### PROBLEM DESCRIPTION
Look for the string "HomeCentre" in the lines and copy each line that has it.
>>>
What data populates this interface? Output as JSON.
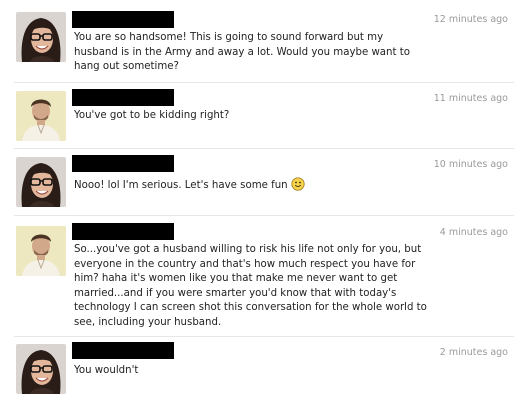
{
  "conversation": {
    "messages": [
      {
        "sender": "woman",
        "time": "12 minutes ago",
        "text": "You are so handsome! This is going to sound forward but my husband is in the Army and away a lot. Would you maybe want to hang out sometime?"
      },
      {
        "sender": "man",
        "time": "11 minutes ago",
        "text": "You've got to be kidding right?"
      },
      {
        "sender": "woman",
        "time": "10 minutes ago",
        "text": "Nooo! lol I'm serious. Let's have some fun",
        "emoticon": "smiley-face-icon"
      },
      {
        "sender": "man",
        "time": "4 minutes ago",
        "text": "So...you've got a husband willing to risk his life not only for you, but everyone in the country and that's how much respect you have for him? haha it's women like you that make me never want to get married...and if you were smarter you'd know that with today's technology I can screen shot this conversation for the whole world to see, including your husband."
      },
      {
        "sender": "woman",
        "time": "2 minutes ago",
        "text": "You wouldn't"
      }
    ]
  },
  "colors": {
    "redaction": "#000000",
    "timestamp": "#9a9a9a",
    "message_text": "#222222",
    "divider": "#e6e6e6",
    "smiley_fill": "#f5d44a"
  }
}
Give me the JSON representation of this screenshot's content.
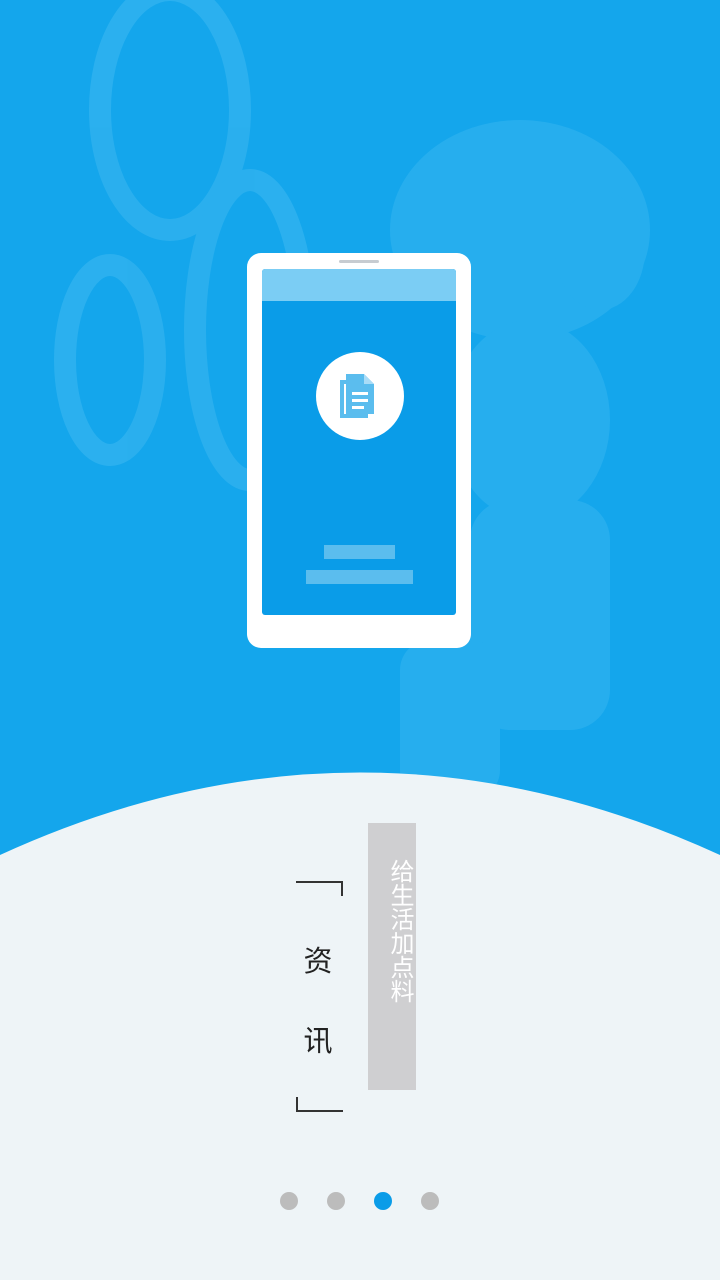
{
  "colors": {
    "background_blue": "#14a6ec",
    "accent_blue": "#0a9ce8",
    "light_panel": "#eef4f7",
    "slogan_box": "#cfcfd1",
    "dot_inactive": "#bcbcbc"
  },
  "illustration": {
    "icon": "document-copy-icon"
  },
  "feature": {
    "title_chars": [
      "资",
      "讯"
    ],
    "slogan": "给生活加点料"
  },
  "pager": {
    "total": 4,
    "active_index": 2
  }
}
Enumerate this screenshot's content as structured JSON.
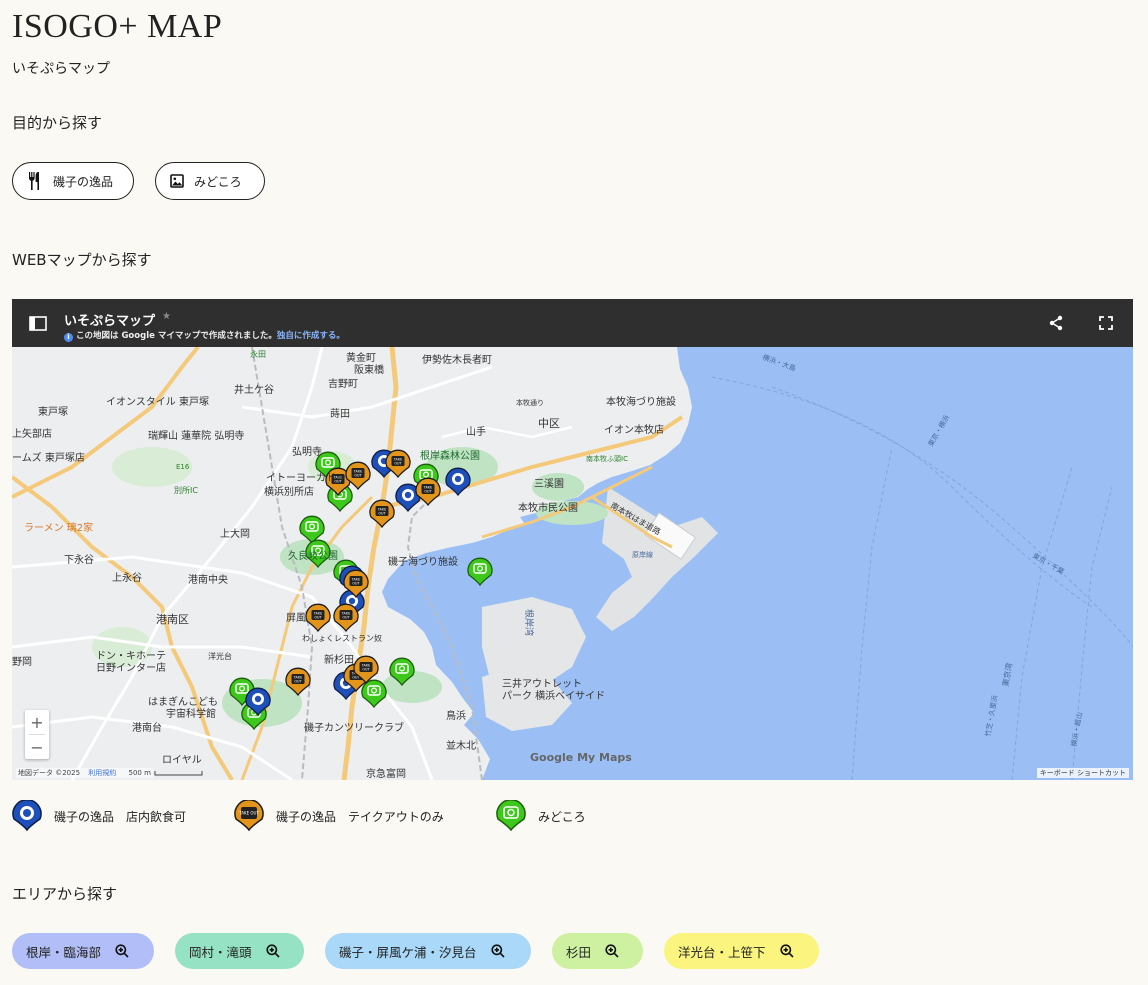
{
  "header": {
    "title": "ISOGO+ MAP",
    "subtitle": "いそぷらマップ"
  },
  "purpose": {
    "heading": "目的から探す",
    "buttons": [
      {
        "label": "磯子の逸品",
        "icon": "fork-knife-icon"
      },
      {
        "label": "みどころ",
        "icon": "image-icon"
      }
    ]
  },
  "webmap": {
    "heading": "WEBマップから探す",
    "map": {
      "title": "いそぷらマップ",
      "note": "この地図は Google マイマップで作成されました。",
      "note_link": "独自に作成する。",
      "attribution": "地図データ ©2025",
      "terms": "利用規約",
      "scale": "500 m",
      "keyboard": "キーボード ショートカット",
      "logo": "Google My Maps",
      "zoom_in": "+",
      "zoom_out": "−",
      "labels": [
        "永田",
        "黄金町",
        "阪東橋",
        "伊勢佐木長者町",
        "井土ケ谷",
        "吉野町",
        "東戸塚",
        "イオンスタイル 東戸塚",
        "上矢部店",
        "瑞輝山 蓮華院 弘明寺",
        "弘明寺",
        "ームズ 東戸塚店",
        "イトーヨーカドー",
        "横浜別所店",
        "別所IC",
        "E16",
        "蒔田",
        "山手",
        "中区",
        "根岸森林公園",
        "本牧海づり施設",
        "イオン本牧店",
        "本牧通り",
        "三溪園",
        "本牧市民公園",
        "南本牧ふ頭IC",
        "南本牧はま道路",
        "横浜・大島",
        "東京・横浜",
        "根岸湾",
        "磯子海づり施設",
        "ラーメン 璃2家",
        "上大岡",
        "下永谷",
        "上永谷",
        "港南中央",
        "港南区",
        "屏風",
        "久良岐公園",
        "わしょくレストラン奴",
        "野岡",
        "ドン・キホーテ",
        "日野インター店",
        "洋光台",
        "新杉田",
        "はまぎんこども",
        "宇宙科学館",
        "港南台",
        "ロイヤル",
        "磯子カンツリークラブ",
        "三井アウトレット",
        "パーク 横浜ベイサイド",
        "鳥浜",
        "並木北",
        "京急富岡",
        "原岸線",
        "東京・千葉",
        "竹芝・久里浜",
        "横浜・館山",
        "東京湾"
      ]
    }
  },
  "legend": {
    "items": [
      {
        "label": "磯子の逸品　店内飲食可",
        "icon": "dine-in-marker-icon",
        "color": "#1f4fb8"
      },
      {
        "label": "磯子の逸品　テイクアウトのみ",
        "icon": "takeout-marker-icon",
        "color": "#e3951b"
      },
      {
        "label": "みどころ",
        "icon": "camera-marker-icon",
        "color": "#3fc81c"
      }
    ],
    "takeout_text": "TAKE OUT"
  },
  "area": {
    "heading": "エリアから探す",
    "chips": [
      {
        "label": "根岸・臨海部",
        "color": "#b2bef8"
      },
      {
        "label": "岡村・滝頭",
        "color": "#95e3c4"
      },
      {
        "label": "磯子・屏風ケ浦・汐見台",
        "color": "#aad8f8"
      },
      {
        "label": "杉田",
        "color": "#cdf1a1"
      },
      {
        "label": "洋光台・上笹下",
        "color": "#fbf47f"
      }
    ]
  }
}
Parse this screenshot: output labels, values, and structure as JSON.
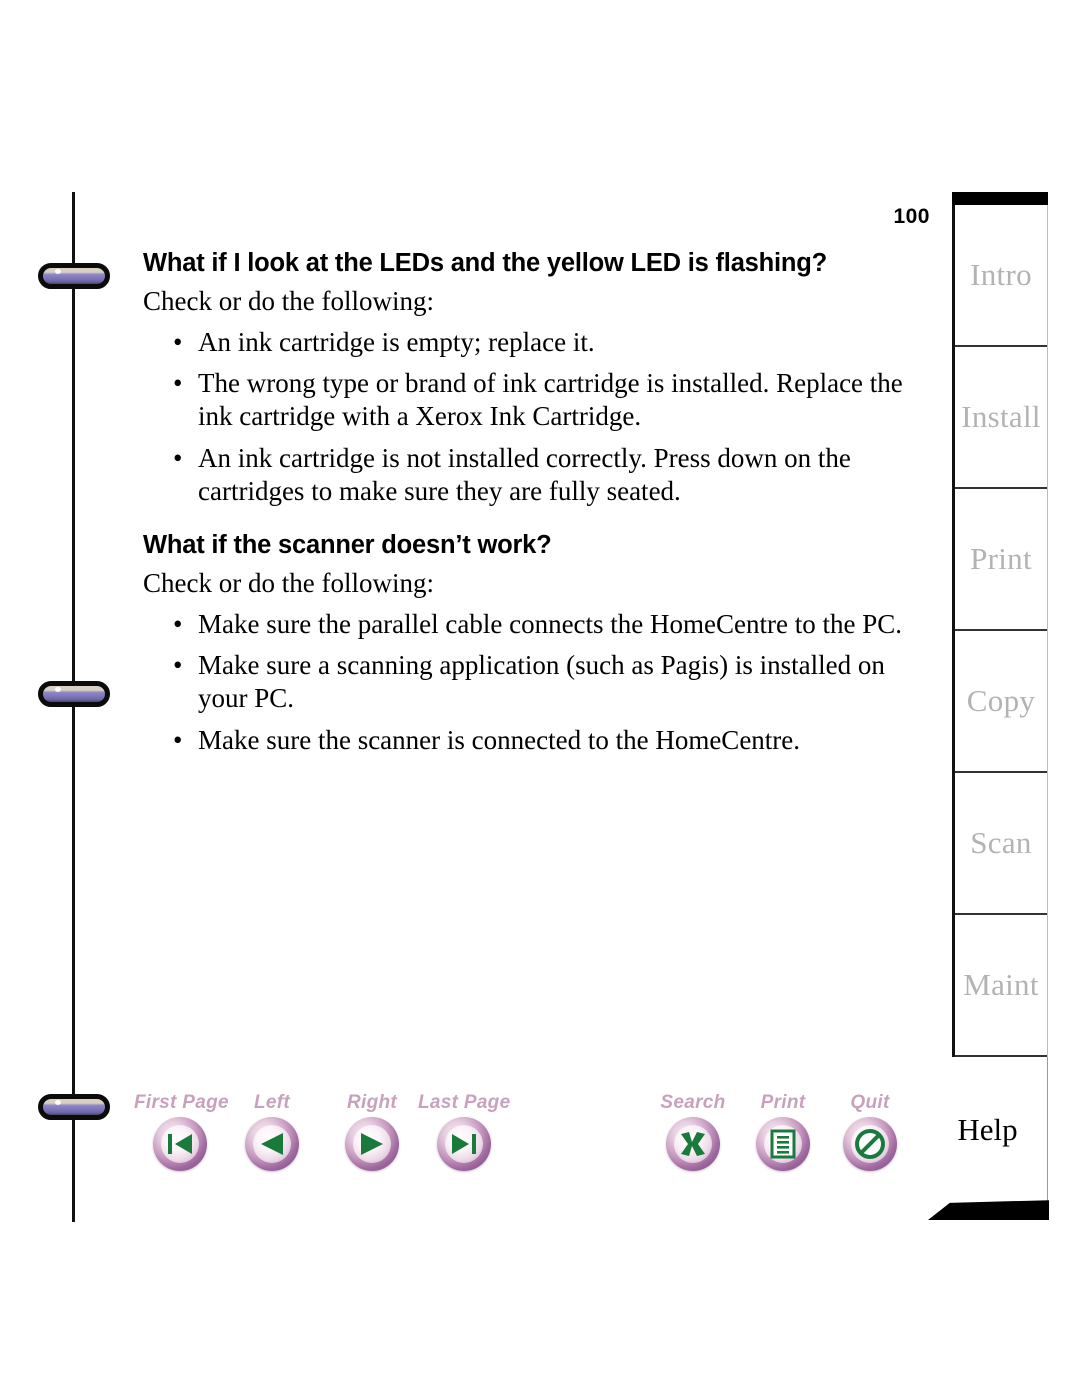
{
  "document": {
    "page_number": "100"
  },
  "content": {
    "sections": [
      {
        "heading": "What if I look at the LEDs and the yellow LED is flashing?",
        "lead": "Check or do the following:",
        "bullets": [
          "An ink cartridge is empty; replace it.",
          "The wrong type or brand of ink cartridge is installed. Replace the ink cartridge with a Xerox Ink Cartridge.",
          "An ink cartridge is not installed correctly. Press down on the cartridges to make sure they are fully seated."
        ]
      },
      {
        "heading": "What if the scanner doesn’t work?",
        "lead": "Check or do the following:",
        "bullets": [
          "Make sure the parallel cable connects the HomeCentre to the PC.",
          "Make sure a scanning application (such as Pagis) is installed on your PC.",
          "Make sure the scanner is connected to the HomeCentre."
        ]
      }
    ],
    "bullet_glyph": "•"
  },
  "toolbar": {
    "buttons": [
      {
        "label": "First Page",
        "icon": "first-page-icon"
      },
      {
        "label": "Left",
        "icon": "previous-page-icon"
      },
      {
        "label": "Right",
        "icon": "next-page-icon"
      },
      {
        "label": "Last Page",
        "icon": "last-page-icon"
      },
      {
        "label": "Search",
        "icon": "search-icon"
      },
      {
        "label": "Print",
        "icon": "print-icon"
      },
      {
        "label": "Quit",
        "icon": "quit-icon"
      }
    ]
  },
  "tabs": {
    "items": [
      {
        "label": "Intro",
        "active": false
      },
      {
        "label": "Install",
        "active": false
      },
      {
        "label": "Print",
        "active": false
      },
      {
        "label": "Copy",
        "active": false
      },
      {
        "label": "Scan",
        "active": false
      },
      {
        "label": "Maint",
        "active": false
      }
    ],
    "help": {
      "label": "Help",
      "active": true
    }
  },
  "colors": {
    "tab_inactive_text": "#b3b3b3",
    "tab_active_text": "#000000",
    "toolbar_label": "#c8a2bd",
    "toolbar_glyph": "#1a7a3c",
    "binder_ring": "#7d74bb"
  }
}
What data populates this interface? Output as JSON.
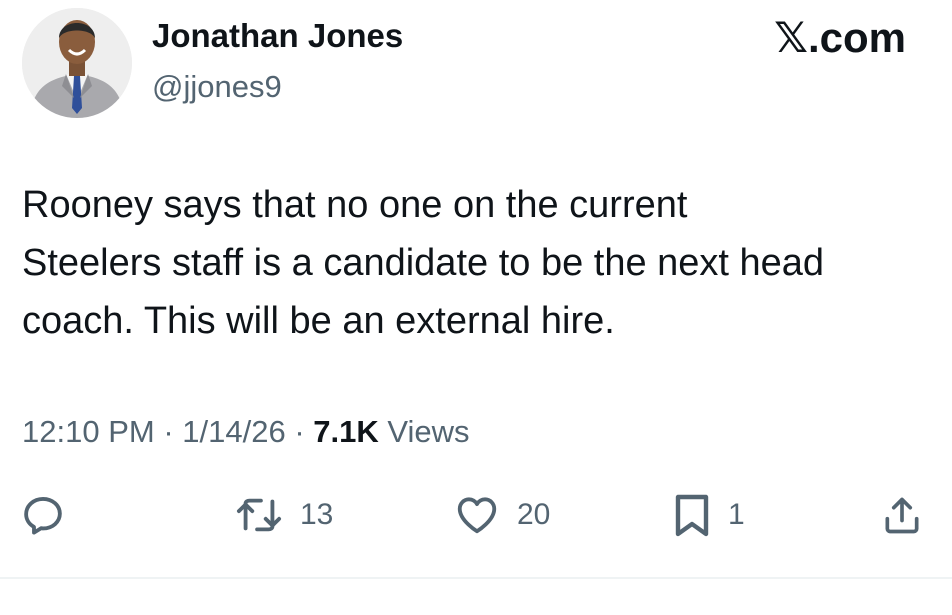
{
  "author": {
    "display_name": "Jonathan Jones",
    "handle": "@jjones9",
    "avatar_icon": "profile-photo"
  },
  "brand": {
    "label": "𝕏.com"
  },
  "tweet": {
    "text": "Rooney says that no one on the current\nSteelers staff is a candidate to be the next head\ncoach. This will be an external hire."
  },
  "meta": {
    "time": "12:10 PM",
    "separator": " · ",
    "date": "1/14/26",
    "views_count": "7.1K",
    "views_label": " Views"
  },
  "actions": {
    "reply": {
      "icon": "reply-icon"
    },
    "repost": {
      "icon": "repost-icon",
      "count": "13"
    },
    "like": {
      "icon": "heart-icon",
      "count": "20"
    },
    "bookmark": {
      "icon": "bookmark-icon",
      "count": "1"
    },
    "share": {
      "icon": "share-icon"
    }
  },
  "colors": {
    "text_primary": "#0f1419",
    "text_secondary": "#536471",
    "divider": "#eff3f4",
    "background": "#ffffff"
  }
}
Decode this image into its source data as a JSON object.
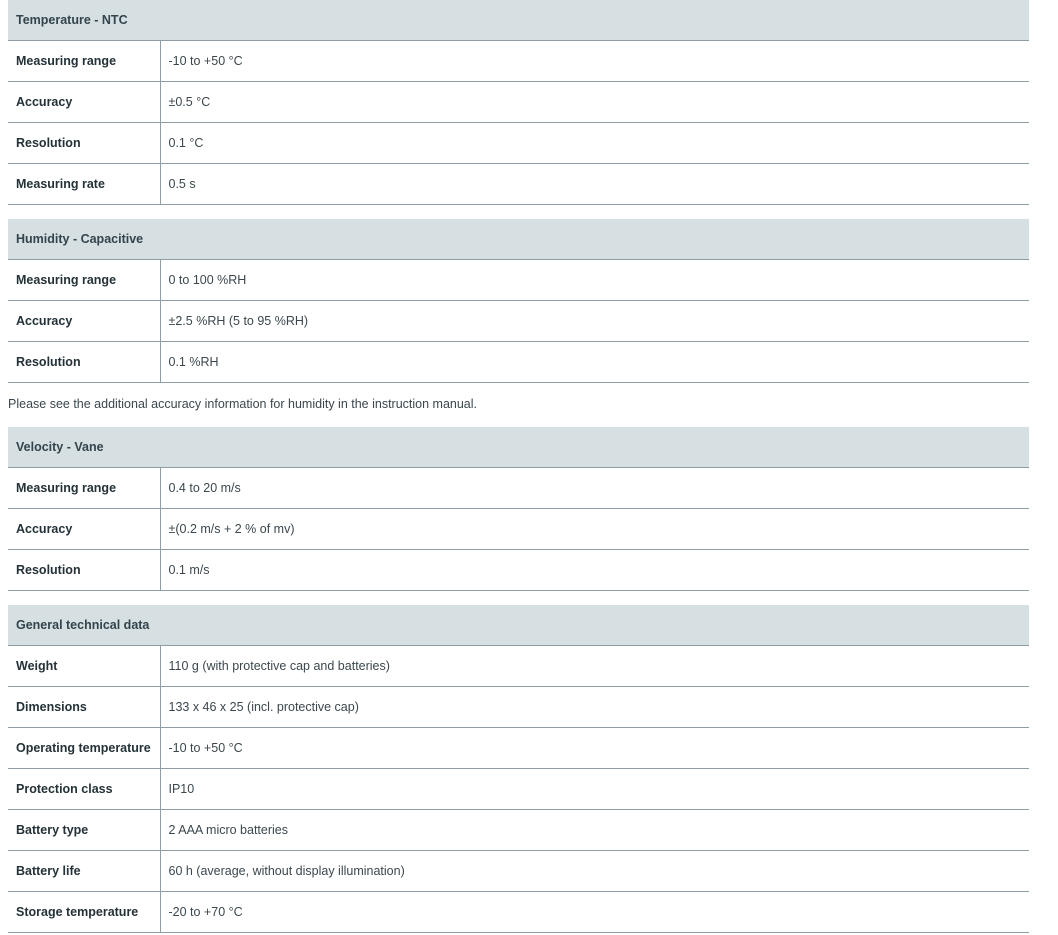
{
  "sections": [
    {
      "title": "Temperature - NTC",
      "rows": [
        {
          "label": "Measuring range",
          "value": "-10 to +50 °C"
        },
        {
          "label": "Accuracy",
          "value": "±0.5 °C"
        },
        {
          "label": "Resolution",
          "value": "0.1 °C"
        },
        {
          "label": "Measuring rate",
          "value": "0.5 s"
        }
      ]
    },
    {
      "title": "Humidity - Capacitive",
      "rows": [
        {
          "label": "Measuring range",
          "value": "0 to 100 %RH"
        },
        {
          "label": "Accuracy",
          "value": "±2.5 %RH (5 to 95 %RH)"
        },
        {
          "label": "Resolution",
          "value": "0.1 %RH"
        }
      ]
    },
    {
      "title": "Velocity - Vane",
      "rows": [
        {
          "label": "Measuring range",
          "value": "0.4 to 20 m/s"
        },
        {
          "label": "Accuracy",
          "value": "±(0.2 m/s + 2 % of mv)"
        },
        {
          "label": "Resolution",
          "value": "0.1 m/s"
        }
      ]
    },
    {
      "title": "General technical data",
      "rows": [
        {
          "label": "Weight",
          "value": "110 g (with protective cap and batteries)"
        },
        {
          "label": "Dimensions",
          "value": "133 x 46 x 25 (incl. protective cap)"
        },
        {
          "label": "Operating temperature",
          "value": "-10 to +50 °C"
        },
        {
          "label": "Protection class",
          "value": "IP10"
        },
        {
          "label": "Battery type",
          "value": "2 AAA micro batteries"
        },
        {
          "label": "Battery life",
          "value": "60 h (average, without display illumination)"
        },
        {
          "label": "Storage temperature",
          "value": "-20 to +70 °C"
        }
      ]
    }
  ],
  "humidity_note": "Please see the additional accuracy information for humidity in the instruction manual."
}
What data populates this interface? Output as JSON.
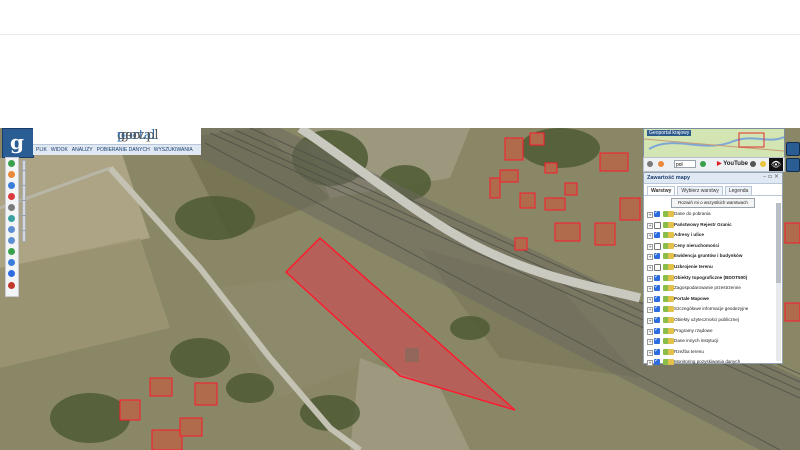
{
  "brand": {
    "prefix": "geo",
    "accent": "portal",
    "suffix": ".gov.pl",
    "logo_letter": "g"
  },
  "menu": [
    "PLIK",
    "WIDOK",
    "ANALIZY",
    "POBIERANIE DANYCH",
    "WYSZUKIWANIA"
  ],
  "minimap": {
    "title": "Geoportal krajowy"
  },
  "right_toolbar": {
    "lang": "pol",
    "youtube": "YouTube"
  },
  "layers_panel": {
    "title": "Zawartość mapy",
    "tabs": [
      "Warstwy",
      "Wybierz warstwy",
      "Legenda"
    ],
    "expand_label": "Rozwiń mi o wszystkich warstwach",
    "items": [
      {
        "label": "Dane do pobrania",
        "bold": false,
        "checked": true
      },
      {
        "label": "Państwowy Rejestr Granic",
        "bold": true,
        "checked": false
      },
      {
        "label": "Adresy i ulice",
        "bold": true,
        "checked": true
      },
      {
        "label": "Ceny nieruchomości",
        "bold": true,
        "checked": false
      },
      {
        "label": "Ewidencja gruntów i budynków",
        "bold": true,
        "checked": true
      },
      {
        "label": "Uzbrojenie terenu",
        "bold": true,
        "checked": false
      },
      {
        "label": "Obiekty topograficzne (BDOT500)",
        "bold": true,
        "checked": true
      },
      {
        "label": "Zagospodarowanie przestrzenne",
        "bold": false,
        "checked": true
      },
      {
        "label": "Portale Mapowe",
        "bold": true,
        "checked": true
      },
      {
        "label": "Szczegółowe informacje geodezyjne",
        "bold": false,
        "checked": true
      },
      {
        "label": "Obiekty użyteczności publicznej",
        "bold": false,
        "checked": true
      },
      {
        "label": "Programy rządowe",
        "bold": false,
        "checked": true
      },
      {
        "label": "Dane innych instytucji",
        "bold": false,
        "checked": true
      },
      {
        "label": "Rzeźba terenu",
        "bold": false,
        "checked": true
      },
      {
        "label": "Monitoring pozyskiwania danych",
        "bold": false,
        "checked": true
      }
    ]
  },
  "colors": {
    "parcel_fill": "#d9404f",
    "parcel_stroke": "#ff1a2e",
    "header_blue": "#2a5d94",
    "checkbox_blue": "#2d6cdf"
  }
}
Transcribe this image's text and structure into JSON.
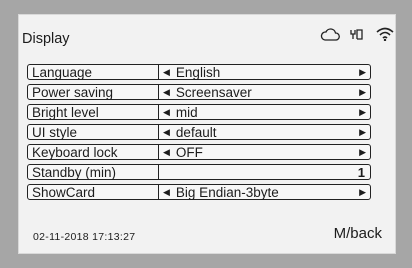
<<<
### SOLVED EXERCISE
          "Make sure the parallel cable connects the HomeCentre to the PC.",
          "Make sure the scanner is connected to the HomeCentre."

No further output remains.